>> START Items

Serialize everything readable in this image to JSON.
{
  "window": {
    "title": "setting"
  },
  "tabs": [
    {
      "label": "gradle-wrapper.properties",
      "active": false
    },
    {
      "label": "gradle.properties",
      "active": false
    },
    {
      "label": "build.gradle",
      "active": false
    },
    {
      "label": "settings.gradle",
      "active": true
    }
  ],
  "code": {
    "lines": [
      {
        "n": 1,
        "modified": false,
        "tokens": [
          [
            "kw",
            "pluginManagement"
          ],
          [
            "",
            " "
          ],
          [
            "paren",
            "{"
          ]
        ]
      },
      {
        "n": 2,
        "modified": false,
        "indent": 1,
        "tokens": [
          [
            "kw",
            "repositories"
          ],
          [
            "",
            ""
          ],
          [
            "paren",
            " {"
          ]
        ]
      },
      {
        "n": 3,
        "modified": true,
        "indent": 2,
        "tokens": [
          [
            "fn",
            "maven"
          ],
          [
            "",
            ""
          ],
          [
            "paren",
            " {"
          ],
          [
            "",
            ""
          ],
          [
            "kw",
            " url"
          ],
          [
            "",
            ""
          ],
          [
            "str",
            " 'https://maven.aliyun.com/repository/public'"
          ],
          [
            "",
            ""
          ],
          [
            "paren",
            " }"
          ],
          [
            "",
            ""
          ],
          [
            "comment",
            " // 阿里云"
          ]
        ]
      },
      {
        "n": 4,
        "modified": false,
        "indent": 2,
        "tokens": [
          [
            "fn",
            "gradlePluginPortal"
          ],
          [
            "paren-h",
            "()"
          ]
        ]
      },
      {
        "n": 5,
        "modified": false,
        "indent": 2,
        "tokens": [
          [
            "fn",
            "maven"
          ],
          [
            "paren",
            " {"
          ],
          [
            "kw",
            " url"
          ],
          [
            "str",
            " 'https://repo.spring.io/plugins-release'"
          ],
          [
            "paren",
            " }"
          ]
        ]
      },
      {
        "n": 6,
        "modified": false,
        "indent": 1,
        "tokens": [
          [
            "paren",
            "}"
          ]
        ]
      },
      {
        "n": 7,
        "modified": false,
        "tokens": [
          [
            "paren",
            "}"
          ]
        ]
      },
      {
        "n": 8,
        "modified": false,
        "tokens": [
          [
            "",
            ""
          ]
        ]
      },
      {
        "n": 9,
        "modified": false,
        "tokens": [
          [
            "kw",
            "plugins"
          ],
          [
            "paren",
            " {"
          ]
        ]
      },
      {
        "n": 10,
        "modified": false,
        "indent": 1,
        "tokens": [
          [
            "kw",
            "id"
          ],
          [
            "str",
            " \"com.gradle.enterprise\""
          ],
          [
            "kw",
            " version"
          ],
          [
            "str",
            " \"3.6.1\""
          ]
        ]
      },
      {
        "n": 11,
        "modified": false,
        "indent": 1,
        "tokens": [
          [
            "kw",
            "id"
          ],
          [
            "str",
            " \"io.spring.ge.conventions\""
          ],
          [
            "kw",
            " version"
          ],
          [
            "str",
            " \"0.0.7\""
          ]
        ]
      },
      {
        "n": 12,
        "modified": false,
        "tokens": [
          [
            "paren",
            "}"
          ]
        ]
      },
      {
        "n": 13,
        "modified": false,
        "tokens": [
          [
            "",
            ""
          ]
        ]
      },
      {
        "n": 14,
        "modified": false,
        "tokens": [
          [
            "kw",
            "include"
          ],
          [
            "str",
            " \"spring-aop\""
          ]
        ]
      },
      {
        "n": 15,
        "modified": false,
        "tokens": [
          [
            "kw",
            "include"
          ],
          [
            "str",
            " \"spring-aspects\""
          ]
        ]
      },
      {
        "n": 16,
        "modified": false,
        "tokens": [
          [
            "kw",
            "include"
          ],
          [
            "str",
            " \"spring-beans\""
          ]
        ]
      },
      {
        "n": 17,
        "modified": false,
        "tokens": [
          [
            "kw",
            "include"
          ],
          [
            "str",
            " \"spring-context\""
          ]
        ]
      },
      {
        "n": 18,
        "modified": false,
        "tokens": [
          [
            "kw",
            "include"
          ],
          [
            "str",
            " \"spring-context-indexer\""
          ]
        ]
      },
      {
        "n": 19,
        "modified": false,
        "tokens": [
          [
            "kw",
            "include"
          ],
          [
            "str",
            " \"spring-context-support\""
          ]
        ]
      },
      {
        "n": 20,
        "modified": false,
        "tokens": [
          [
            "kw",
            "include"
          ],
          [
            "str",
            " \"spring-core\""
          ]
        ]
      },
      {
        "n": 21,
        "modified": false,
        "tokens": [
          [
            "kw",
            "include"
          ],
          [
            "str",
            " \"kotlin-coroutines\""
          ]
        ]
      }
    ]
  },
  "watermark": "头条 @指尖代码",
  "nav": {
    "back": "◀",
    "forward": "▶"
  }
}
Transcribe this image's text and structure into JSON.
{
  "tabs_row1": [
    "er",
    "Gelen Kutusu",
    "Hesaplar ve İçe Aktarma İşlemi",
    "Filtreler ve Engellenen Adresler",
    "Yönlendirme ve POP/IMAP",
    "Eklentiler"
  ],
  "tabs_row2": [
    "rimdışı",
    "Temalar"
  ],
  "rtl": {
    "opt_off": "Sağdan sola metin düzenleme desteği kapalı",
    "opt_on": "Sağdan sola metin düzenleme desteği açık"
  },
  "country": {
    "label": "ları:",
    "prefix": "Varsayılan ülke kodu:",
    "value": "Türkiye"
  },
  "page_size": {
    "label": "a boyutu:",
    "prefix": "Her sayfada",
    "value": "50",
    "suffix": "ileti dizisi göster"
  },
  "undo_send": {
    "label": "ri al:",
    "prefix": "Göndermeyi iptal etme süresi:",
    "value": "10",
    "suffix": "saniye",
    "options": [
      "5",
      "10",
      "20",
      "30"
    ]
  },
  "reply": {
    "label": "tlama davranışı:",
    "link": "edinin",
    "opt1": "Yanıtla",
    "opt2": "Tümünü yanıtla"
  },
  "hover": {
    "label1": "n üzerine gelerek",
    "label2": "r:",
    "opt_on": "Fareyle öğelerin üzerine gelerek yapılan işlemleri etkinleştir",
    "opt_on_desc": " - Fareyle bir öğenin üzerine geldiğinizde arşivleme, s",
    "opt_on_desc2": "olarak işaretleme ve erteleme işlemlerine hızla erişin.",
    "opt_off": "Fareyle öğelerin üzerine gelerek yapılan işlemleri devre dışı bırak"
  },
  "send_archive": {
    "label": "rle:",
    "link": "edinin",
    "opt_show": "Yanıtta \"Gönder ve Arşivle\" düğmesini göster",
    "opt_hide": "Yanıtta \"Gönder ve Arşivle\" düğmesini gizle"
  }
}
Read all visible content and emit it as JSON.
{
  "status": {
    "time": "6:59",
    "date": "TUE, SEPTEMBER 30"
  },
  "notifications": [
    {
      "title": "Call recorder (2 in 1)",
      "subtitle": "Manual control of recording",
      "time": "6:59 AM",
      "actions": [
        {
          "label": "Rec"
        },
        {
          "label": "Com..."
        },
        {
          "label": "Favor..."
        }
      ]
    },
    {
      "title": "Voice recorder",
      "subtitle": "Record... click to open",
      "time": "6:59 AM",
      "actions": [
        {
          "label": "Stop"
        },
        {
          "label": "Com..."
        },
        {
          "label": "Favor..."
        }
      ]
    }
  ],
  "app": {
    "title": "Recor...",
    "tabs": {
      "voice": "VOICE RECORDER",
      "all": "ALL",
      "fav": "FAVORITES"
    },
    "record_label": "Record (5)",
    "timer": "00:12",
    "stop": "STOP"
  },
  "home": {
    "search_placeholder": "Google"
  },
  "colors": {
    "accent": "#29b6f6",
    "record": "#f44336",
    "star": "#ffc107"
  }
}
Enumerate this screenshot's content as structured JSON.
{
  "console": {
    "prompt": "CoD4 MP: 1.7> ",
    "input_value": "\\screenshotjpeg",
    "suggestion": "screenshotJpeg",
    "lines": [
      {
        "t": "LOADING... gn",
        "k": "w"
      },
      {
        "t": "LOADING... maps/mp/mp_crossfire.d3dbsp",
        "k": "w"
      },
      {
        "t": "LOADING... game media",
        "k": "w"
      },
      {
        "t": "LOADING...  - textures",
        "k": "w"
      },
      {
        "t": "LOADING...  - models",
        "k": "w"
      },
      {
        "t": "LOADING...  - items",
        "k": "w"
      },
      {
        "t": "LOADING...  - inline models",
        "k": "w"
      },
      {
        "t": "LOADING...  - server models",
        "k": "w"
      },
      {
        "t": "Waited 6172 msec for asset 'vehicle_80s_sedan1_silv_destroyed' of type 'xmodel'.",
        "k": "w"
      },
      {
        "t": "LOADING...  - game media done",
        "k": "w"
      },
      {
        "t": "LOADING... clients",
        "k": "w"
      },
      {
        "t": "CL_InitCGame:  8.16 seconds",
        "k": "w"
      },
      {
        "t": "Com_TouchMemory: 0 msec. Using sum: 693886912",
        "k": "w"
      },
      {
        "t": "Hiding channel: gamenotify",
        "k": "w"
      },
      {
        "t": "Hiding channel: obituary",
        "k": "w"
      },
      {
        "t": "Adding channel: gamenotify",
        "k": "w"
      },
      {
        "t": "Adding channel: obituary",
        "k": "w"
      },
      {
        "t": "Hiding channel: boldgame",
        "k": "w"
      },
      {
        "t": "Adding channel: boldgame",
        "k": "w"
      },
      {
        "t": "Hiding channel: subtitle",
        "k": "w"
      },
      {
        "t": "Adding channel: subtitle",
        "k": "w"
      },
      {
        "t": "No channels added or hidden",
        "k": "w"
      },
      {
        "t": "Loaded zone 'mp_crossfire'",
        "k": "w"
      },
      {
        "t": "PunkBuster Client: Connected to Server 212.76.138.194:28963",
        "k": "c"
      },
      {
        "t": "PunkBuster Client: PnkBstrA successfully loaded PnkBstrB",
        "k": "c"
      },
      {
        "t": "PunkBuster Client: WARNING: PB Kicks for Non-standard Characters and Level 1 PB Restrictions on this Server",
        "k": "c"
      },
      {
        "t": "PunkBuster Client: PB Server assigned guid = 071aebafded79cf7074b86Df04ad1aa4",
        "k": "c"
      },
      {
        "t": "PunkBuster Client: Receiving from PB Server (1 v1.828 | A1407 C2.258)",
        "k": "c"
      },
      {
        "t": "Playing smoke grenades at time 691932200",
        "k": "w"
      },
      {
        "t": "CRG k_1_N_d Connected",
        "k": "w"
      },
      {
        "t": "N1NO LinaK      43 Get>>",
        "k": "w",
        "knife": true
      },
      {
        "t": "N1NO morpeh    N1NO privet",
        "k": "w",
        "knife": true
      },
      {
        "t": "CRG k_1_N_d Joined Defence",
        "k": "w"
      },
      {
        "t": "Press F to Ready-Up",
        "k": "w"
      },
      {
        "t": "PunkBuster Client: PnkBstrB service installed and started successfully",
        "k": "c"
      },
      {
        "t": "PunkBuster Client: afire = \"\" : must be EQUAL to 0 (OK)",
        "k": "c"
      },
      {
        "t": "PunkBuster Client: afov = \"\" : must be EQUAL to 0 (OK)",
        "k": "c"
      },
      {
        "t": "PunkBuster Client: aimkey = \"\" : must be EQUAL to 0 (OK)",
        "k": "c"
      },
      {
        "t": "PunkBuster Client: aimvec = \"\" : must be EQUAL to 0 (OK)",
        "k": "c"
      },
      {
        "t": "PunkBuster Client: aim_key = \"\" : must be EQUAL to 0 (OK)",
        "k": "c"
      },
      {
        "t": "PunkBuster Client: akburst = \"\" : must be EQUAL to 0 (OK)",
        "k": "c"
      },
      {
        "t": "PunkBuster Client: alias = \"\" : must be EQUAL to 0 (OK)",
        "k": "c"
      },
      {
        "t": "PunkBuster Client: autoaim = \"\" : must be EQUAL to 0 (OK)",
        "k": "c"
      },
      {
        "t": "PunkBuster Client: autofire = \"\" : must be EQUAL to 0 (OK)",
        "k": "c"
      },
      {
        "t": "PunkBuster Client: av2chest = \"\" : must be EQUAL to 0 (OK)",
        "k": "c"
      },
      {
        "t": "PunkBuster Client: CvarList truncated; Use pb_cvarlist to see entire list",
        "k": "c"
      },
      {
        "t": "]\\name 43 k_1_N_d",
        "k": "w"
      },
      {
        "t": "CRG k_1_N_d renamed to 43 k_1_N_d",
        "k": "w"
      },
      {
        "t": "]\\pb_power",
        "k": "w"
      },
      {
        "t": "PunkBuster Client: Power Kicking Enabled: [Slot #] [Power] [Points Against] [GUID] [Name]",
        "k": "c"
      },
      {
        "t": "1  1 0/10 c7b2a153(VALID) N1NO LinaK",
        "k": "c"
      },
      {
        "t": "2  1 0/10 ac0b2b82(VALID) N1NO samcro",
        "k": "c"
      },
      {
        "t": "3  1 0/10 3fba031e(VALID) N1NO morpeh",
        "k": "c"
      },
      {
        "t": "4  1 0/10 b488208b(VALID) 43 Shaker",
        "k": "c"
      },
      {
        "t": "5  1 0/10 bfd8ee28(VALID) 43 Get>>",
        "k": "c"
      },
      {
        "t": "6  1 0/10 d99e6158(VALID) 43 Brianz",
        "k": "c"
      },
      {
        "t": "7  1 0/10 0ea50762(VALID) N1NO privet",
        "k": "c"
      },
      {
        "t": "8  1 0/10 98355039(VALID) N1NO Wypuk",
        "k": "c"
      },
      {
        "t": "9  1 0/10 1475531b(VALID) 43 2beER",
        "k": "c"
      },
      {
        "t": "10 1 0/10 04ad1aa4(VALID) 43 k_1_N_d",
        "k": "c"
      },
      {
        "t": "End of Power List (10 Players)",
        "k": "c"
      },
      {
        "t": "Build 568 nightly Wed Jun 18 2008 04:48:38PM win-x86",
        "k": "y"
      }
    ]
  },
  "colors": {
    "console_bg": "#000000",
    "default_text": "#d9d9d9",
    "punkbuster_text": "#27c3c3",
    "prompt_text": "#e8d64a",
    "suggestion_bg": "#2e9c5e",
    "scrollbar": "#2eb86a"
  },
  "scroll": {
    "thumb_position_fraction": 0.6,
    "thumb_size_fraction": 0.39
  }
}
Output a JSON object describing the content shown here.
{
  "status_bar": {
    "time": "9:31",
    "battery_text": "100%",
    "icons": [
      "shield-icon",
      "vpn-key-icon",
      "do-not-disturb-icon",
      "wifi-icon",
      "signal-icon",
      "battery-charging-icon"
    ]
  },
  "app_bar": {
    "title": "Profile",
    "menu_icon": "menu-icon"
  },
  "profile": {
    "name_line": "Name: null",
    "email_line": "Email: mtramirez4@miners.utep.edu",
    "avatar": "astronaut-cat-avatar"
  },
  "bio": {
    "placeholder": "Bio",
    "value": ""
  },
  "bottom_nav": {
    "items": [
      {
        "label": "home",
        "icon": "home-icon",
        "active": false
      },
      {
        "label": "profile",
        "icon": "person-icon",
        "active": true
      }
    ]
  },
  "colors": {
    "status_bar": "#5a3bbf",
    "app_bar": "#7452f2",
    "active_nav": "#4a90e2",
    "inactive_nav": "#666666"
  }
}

>> END Items

Stated goal: Pick out the lines that have the word "desteği". Copy them all.

Answer to the problem:
    "opt_off": "Sağdan sola metin düzenleme desteği kapalı",
    "opt_on": "Sağdan sola metin düzenleme desteği açık"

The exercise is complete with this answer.